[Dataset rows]
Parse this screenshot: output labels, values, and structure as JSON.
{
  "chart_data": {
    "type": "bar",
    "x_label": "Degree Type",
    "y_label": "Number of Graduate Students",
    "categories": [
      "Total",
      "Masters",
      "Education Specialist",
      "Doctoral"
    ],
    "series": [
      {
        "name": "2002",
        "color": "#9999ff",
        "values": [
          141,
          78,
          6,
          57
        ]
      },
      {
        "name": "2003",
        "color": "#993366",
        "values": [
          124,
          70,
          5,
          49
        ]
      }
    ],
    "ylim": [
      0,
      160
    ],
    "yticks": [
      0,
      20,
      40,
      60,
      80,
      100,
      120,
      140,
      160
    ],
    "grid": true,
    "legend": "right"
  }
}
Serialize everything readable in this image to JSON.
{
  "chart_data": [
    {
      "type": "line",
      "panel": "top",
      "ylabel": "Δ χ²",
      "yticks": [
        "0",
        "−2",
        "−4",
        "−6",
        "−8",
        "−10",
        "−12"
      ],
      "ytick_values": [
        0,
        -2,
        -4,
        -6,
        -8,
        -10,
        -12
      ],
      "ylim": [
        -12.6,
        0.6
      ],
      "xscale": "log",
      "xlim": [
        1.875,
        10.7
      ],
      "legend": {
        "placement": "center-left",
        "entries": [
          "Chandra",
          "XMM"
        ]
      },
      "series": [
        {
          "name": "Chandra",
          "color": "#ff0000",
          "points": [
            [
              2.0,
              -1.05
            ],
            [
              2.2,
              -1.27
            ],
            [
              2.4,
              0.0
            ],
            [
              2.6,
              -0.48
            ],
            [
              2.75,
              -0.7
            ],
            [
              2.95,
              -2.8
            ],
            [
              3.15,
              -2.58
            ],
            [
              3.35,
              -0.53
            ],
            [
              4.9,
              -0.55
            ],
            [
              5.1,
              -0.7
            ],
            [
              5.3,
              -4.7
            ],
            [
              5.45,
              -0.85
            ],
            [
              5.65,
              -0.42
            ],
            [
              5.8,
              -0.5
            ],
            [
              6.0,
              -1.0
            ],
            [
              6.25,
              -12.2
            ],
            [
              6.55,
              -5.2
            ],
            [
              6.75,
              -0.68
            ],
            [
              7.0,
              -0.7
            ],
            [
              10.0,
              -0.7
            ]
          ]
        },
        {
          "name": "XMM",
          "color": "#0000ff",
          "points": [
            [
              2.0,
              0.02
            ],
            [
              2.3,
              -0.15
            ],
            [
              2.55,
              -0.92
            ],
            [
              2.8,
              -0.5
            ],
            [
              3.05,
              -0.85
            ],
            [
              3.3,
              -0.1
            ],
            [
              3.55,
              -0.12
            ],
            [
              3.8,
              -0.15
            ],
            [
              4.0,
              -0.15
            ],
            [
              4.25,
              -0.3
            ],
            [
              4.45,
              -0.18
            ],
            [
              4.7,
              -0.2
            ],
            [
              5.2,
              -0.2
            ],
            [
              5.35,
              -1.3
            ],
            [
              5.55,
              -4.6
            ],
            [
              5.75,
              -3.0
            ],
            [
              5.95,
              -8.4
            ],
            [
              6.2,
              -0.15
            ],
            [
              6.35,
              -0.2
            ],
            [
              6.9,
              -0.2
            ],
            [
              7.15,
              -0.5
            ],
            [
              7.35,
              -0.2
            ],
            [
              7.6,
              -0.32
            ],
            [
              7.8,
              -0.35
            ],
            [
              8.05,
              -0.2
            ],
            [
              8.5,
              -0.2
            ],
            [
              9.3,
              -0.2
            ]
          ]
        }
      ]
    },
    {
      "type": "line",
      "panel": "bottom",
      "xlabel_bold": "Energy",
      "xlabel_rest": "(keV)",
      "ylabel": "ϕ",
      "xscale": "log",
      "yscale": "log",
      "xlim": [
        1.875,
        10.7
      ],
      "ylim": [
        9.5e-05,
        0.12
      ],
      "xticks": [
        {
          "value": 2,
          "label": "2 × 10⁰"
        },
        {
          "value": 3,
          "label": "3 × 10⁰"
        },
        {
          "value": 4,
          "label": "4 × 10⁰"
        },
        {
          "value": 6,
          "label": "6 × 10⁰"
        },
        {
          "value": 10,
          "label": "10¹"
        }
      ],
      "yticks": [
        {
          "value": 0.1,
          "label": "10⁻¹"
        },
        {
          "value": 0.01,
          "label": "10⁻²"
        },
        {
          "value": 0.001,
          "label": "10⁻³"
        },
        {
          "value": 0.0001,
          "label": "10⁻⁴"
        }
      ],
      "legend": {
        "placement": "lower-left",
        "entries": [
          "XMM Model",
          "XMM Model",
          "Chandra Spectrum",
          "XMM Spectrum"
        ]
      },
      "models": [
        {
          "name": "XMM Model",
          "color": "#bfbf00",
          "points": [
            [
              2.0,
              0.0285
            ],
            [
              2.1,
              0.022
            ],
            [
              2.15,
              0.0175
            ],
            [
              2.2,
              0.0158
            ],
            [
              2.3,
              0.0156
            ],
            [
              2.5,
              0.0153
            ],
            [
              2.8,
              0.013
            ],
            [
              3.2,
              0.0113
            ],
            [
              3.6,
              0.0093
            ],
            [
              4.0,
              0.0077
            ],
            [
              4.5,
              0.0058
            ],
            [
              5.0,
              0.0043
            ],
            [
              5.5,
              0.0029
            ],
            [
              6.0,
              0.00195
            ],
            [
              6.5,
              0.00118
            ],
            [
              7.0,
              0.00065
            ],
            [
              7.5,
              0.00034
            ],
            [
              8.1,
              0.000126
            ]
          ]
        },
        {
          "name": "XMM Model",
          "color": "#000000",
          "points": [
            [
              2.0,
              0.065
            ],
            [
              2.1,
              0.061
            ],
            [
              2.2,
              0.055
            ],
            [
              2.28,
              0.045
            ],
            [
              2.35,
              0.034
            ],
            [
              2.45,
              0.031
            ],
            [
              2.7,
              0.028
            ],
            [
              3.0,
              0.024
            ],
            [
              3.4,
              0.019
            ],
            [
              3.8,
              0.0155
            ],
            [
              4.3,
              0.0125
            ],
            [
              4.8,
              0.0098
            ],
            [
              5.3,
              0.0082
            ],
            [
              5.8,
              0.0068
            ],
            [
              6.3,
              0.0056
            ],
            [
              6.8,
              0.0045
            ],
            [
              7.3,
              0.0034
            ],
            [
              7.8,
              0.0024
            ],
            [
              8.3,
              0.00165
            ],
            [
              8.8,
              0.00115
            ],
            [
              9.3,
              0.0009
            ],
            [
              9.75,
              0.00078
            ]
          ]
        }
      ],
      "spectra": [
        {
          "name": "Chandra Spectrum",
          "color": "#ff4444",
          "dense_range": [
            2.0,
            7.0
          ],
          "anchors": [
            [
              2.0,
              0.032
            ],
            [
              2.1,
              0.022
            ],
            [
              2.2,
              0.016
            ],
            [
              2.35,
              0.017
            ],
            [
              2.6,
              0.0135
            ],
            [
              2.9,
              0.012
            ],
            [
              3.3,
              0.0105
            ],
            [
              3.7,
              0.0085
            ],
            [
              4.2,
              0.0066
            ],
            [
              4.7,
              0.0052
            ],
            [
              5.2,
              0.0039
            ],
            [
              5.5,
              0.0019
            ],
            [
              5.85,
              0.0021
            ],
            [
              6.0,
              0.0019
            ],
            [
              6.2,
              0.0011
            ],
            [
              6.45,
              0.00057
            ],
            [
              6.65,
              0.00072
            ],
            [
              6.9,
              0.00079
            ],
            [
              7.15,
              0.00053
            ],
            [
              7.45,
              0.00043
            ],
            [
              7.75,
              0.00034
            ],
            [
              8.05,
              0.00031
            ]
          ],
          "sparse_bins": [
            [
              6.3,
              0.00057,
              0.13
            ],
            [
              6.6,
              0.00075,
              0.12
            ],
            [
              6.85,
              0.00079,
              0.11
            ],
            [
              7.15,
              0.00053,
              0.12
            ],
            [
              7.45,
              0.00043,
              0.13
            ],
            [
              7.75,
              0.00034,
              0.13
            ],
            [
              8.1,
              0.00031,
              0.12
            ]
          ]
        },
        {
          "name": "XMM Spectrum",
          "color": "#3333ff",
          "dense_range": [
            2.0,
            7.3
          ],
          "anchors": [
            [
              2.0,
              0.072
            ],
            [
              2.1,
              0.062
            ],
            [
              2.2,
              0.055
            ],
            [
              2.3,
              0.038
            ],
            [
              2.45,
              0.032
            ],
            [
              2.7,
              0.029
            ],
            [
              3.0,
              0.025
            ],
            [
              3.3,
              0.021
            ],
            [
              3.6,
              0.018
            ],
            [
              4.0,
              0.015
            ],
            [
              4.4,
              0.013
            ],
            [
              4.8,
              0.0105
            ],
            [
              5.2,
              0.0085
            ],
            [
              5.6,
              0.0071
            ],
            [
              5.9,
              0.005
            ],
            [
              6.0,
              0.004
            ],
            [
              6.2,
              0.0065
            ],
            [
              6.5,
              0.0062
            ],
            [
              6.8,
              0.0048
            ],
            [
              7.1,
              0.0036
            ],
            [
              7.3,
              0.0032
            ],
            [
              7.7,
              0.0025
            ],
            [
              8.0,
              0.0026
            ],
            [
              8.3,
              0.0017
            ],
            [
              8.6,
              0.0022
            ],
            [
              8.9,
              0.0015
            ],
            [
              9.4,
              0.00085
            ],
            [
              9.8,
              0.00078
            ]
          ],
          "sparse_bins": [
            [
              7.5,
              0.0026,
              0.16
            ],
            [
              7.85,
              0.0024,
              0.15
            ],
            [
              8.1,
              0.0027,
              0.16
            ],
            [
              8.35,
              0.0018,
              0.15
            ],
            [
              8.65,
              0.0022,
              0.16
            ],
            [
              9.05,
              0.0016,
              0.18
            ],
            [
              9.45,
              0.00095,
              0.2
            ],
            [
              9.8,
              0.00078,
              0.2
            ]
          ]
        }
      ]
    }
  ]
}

**WORK TO BE COMPLETED**.
Return every line of the preceding records in which the word "Spectrum" appears.

**WRITTEN RESPONSE**.
          "Chandra Spectrum",
          "XMM Spectrum"
          "name": "Chandra Spectrum",
          "name": "XMM Spectrum",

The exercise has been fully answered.